* START Records supplied *

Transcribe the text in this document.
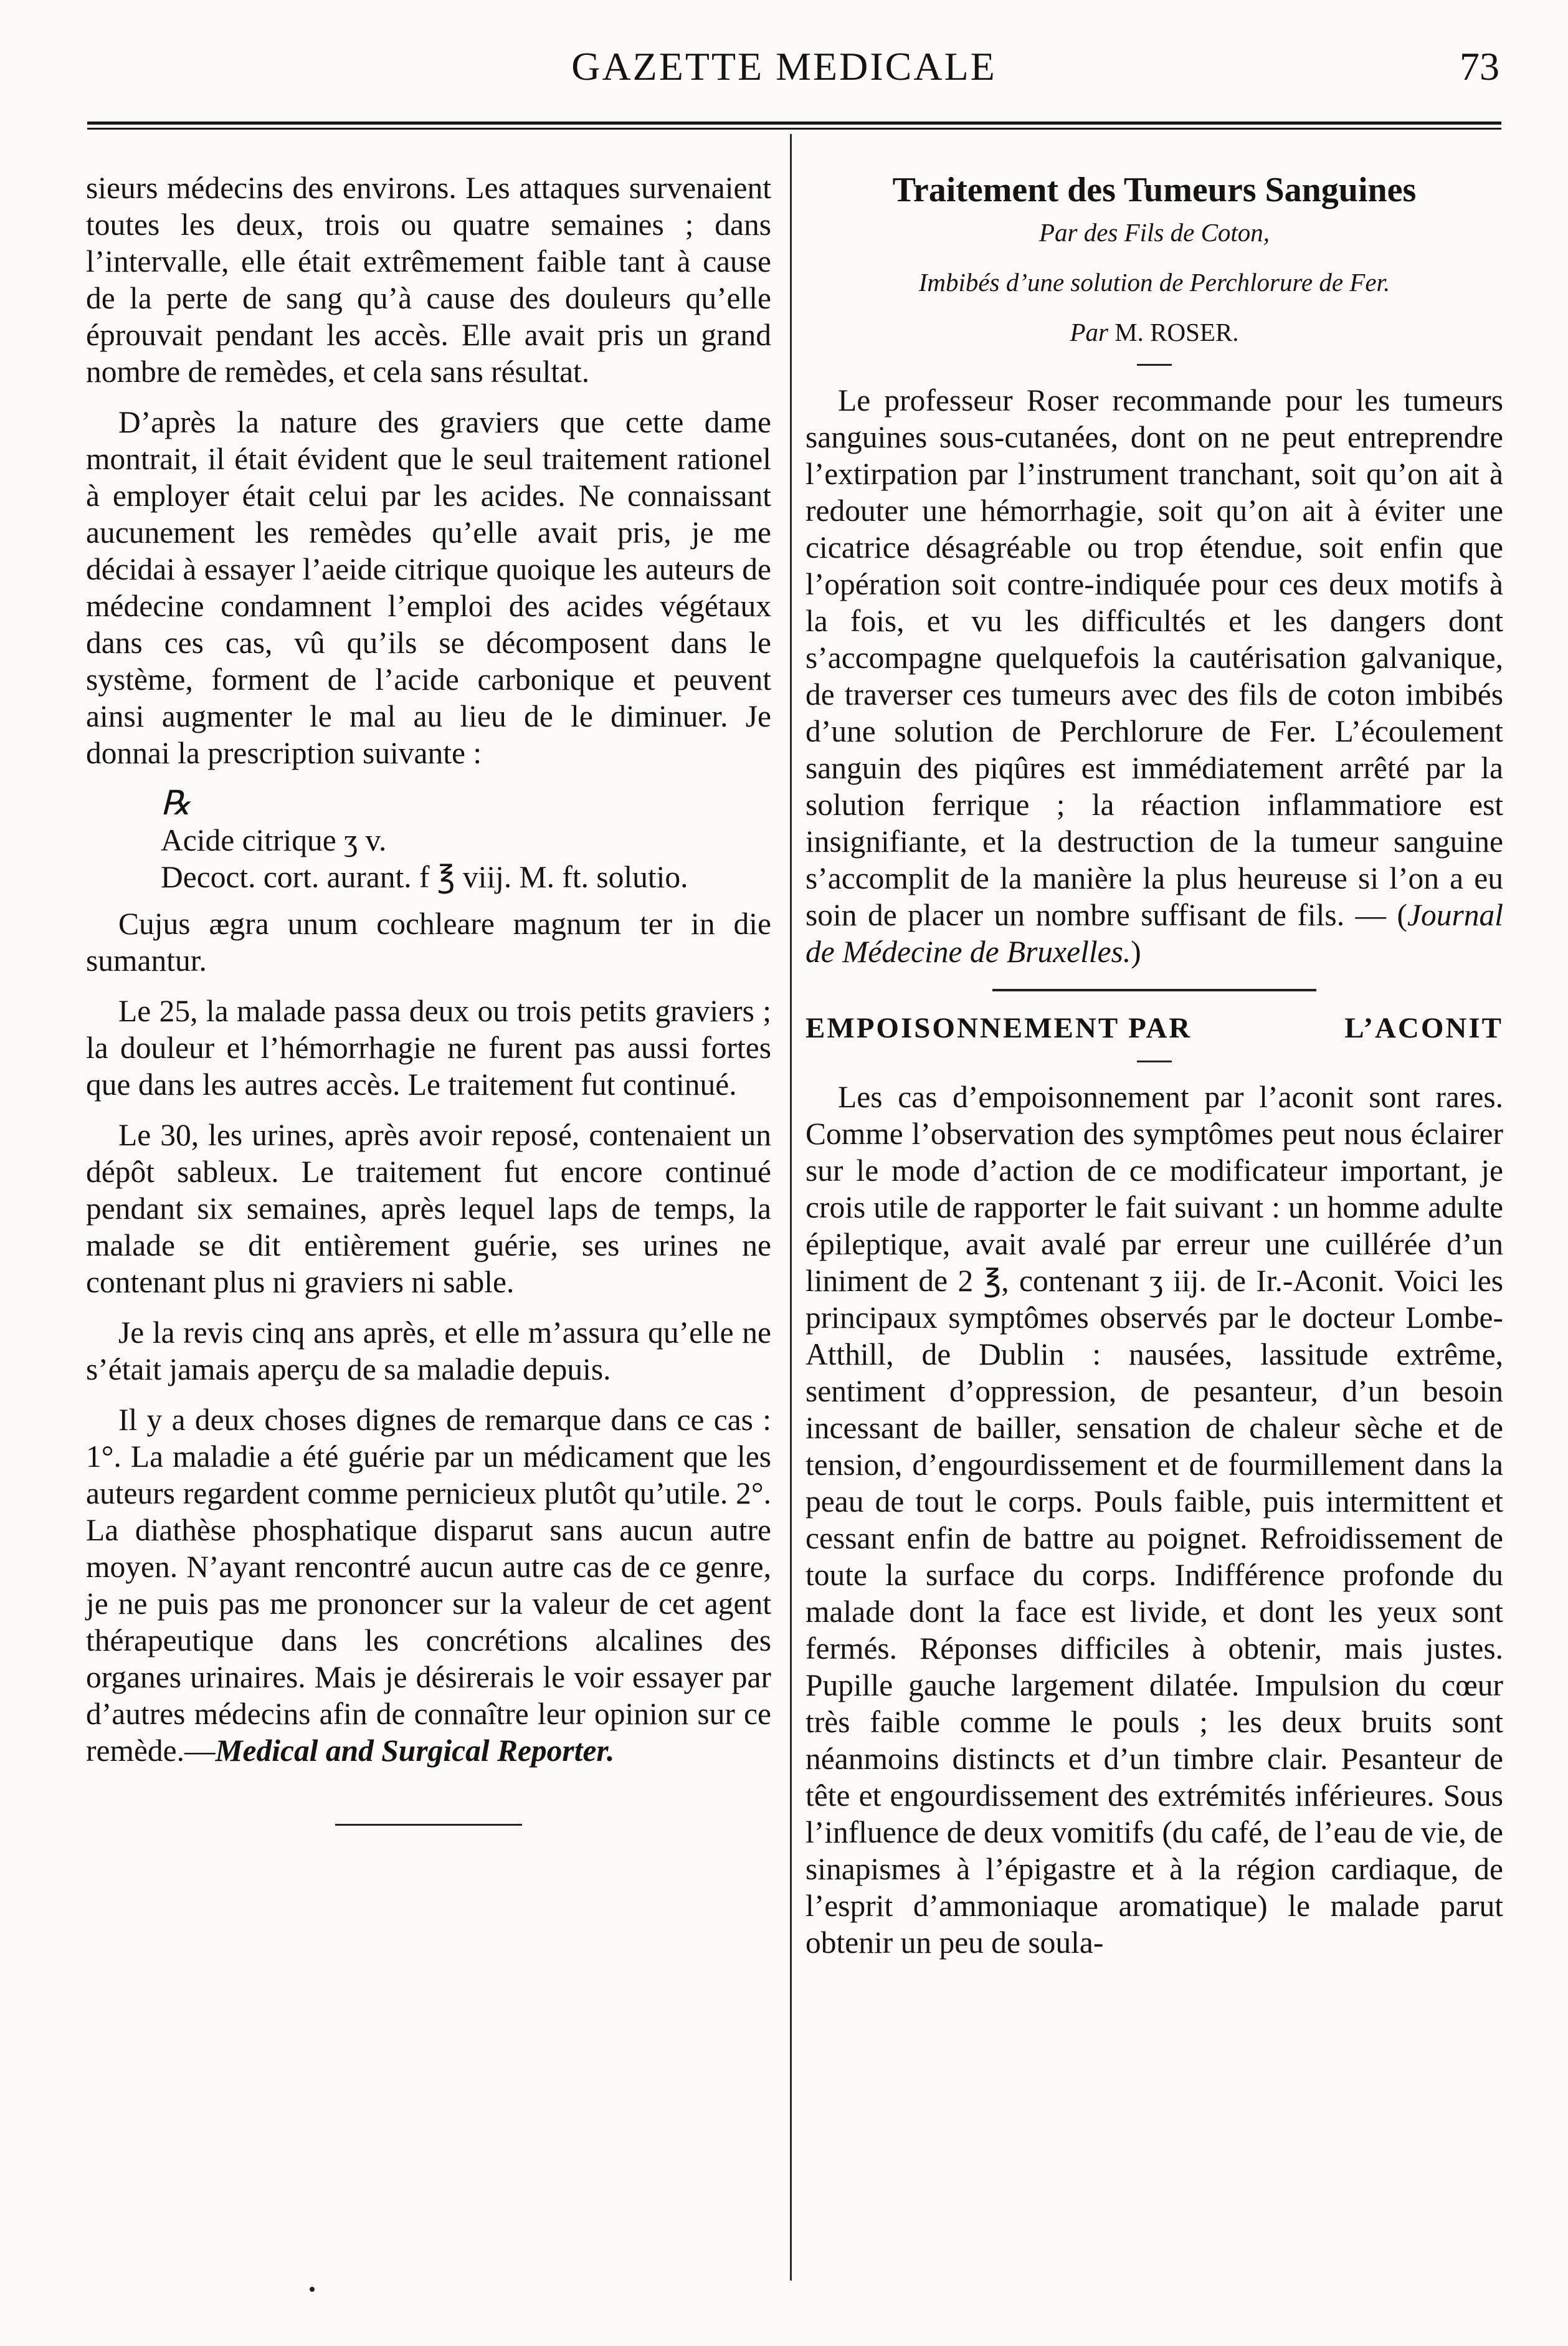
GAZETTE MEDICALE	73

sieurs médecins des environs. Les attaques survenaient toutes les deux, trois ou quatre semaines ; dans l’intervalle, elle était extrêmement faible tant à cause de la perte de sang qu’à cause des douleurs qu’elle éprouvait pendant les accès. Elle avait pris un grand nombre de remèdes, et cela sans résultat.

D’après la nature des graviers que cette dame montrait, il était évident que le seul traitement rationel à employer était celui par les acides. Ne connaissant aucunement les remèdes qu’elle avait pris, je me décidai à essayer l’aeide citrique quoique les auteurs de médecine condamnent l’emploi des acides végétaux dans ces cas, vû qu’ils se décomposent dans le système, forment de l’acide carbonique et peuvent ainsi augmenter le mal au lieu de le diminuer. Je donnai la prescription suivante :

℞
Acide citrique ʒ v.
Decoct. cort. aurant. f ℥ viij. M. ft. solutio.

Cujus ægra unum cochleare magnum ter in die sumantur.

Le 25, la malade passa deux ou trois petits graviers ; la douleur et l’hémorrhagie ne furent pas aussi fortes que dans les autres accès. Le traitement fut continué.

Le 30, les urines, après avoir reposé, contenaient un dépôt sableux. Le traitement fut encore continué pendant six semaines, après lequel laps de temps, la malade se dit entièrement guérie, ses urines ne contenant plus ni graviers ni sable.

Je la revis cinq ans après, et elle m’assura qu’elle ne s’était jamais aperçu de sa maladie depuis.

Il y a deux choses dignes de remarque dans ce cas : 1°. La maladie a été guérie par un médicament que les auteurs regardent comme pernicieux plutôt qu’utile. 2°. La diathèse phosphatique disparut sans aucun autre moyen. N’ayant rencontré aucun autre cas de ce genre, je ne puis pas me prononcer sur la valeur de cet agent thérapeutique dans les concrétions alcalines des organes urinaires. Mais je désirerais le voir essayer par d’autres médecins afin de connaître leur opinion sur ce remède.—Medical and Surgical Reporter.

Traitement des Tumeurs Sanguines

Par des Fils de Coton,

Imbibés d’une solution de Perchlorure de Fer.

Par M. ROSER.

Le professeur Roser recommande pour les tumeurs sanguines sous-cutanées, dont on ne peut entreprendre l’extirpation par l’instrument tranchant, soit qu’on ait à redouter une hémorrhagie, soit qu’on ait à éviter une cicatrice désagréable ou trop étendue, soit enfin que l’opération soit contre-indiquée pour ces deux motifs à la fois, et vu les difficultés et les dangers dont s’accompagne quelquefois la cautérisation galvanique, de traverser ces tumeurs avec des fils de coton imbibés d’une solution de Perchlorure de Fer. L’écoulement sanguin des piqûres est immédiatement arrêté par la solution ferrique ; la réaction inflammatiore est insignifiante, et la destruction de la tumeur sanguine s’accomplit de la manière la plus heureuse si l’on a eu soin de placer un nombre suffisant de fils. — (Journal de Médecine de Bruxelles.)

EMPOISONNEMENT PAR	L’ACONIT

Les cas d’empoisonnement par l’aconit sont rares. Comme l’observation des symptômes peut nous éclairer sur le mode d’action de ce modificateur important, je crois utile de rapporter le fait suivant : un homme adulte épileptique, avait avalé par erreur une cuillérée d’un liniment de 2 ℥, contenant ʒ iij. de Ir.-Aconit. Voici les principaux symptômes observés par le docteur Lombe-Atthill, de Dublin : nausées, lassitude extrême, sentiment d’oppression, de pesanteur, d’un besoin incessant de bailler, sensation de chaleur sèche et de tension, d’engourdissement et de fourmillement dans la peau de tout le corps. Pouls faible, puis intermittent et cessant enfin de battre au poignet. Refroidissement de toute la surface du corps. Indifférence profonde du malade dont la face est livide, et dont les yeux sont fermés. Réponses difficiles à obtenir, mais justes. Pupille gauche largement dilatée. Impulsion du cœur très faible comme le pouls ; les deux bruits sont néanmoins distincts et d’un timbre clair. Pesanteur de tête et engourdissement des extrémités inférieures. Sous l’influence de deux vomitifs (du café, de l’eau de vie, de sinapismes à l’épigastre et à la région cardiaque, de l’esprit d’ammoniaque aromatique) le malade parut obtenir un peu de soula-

* END Records supplied *
* START Records supplied *

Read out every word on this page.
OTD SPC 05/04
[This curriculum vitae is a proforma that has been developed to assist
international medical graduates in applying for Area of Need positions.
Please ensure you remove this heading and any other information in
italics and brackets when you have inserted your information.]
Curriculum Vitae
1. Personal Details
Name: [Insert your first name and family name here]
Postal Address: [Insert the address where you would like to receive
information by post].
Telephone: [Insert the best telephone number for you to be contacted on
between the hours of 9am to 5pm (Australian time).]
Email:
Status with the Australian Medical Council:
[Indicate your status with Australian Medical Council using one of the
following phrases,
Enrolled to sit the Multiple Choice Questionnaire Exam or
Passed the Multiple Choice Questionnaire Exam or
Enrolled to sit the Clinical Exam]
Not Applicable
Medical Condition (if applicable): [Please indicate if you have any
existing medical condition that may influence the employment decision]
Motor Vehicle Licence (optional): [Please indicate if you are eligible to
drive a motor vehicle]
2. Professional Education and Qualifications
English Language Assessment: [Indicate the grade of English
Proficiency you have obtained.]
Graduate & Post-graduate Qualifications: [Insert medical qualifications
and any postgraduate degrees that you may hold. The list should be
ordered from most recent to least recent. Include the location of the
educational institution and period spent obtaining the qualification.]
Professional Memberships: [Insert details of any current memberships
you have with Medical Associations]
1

* END Records supplied *
* START Records supplied *

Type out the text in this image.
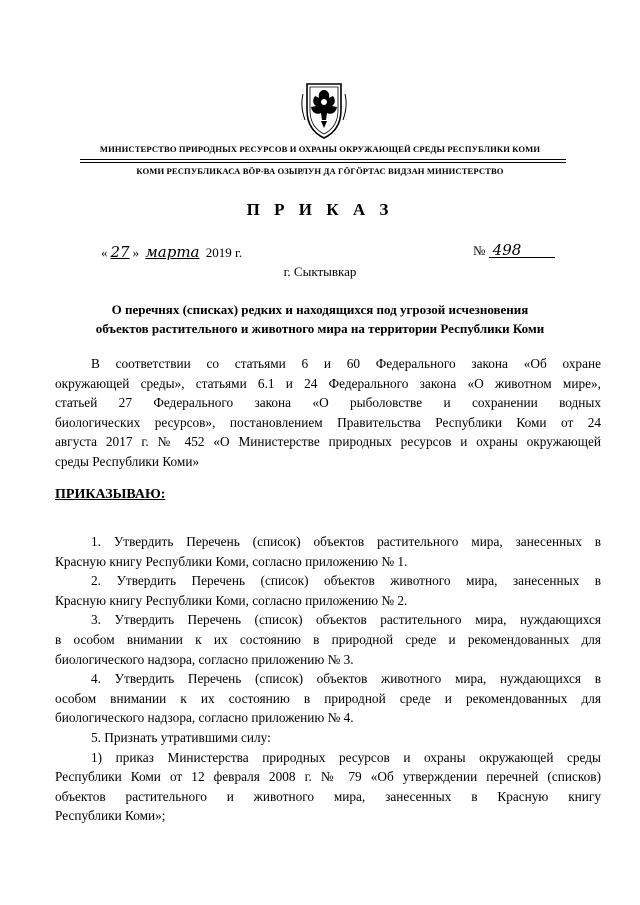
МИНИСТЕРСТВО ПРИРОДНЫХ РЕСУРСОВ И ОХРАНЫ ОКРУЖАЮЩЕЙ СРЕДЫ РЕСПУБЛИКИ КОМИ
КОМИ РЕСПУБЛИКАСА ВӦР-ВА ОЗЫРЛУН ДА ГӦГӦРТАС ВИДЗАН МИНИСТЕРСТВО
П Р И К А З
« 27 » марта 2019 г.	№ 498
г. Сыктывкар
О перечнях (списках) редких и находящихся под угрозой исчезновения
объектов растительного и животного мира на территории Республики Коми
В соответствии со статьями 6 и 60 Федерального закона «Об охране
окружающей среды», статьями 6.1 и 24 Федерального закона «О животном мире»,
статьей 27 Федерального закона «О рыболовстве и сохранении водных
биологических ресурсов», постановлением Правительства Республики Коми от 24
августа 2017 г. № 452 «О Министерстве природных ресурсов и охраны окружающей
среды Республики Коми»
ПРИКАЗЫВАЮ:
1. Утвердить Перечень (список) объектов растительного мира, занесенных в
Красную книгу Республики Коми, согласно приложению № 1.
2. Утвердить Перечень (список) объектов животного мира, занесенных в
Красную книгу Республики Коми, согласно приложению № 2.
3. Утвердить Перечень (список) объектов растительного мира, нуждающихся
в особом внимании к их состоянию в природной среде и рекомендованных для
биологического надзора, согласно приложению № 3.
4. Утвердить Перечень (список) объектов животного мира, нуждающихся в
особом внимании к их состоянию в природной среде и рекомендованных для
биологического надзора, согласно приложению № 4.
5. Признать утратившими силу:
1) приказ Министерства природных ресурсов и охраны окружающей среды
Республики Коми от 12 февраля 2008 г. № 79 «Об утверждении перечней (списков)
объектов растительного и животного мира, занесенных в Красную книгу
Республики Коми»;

* END Records supplied *

* _Task directions_
Show the lines from the data above that contain the string "médecins".

* _Written answer_
sieurs médecins des environs. Les attaques survenaient toutes les deux, trois ou quatre semaines ; dans l’intervalle, elle était extrêmement faible tant à cause de la perte de sang qu’à cause des douleurs qu’elle éprouvait pendant les accès. Elle avait pris un grand nombre de remèdes, et cela sans résultat.
Il y a deux choses dignes de remarque dans ce cas : 1°. La maladie a été guérie par un médicament que les auteurs regardent comme pernicieux plutôt qu’utile. 2°. La diathèse phosphatique disparut sans aucun autre moyen. N’ayant rencontré aucun autre cas de ce genre, je ne puis pas me prononcer sur la valeur de cet agent thérapeutique dans les concrétions alcalines des organes urinaires. Mais je désirerais le voir essayer par d’autres médecins afin de connaître leur opinion sur ce remède.—Medical and Surgical Reporter.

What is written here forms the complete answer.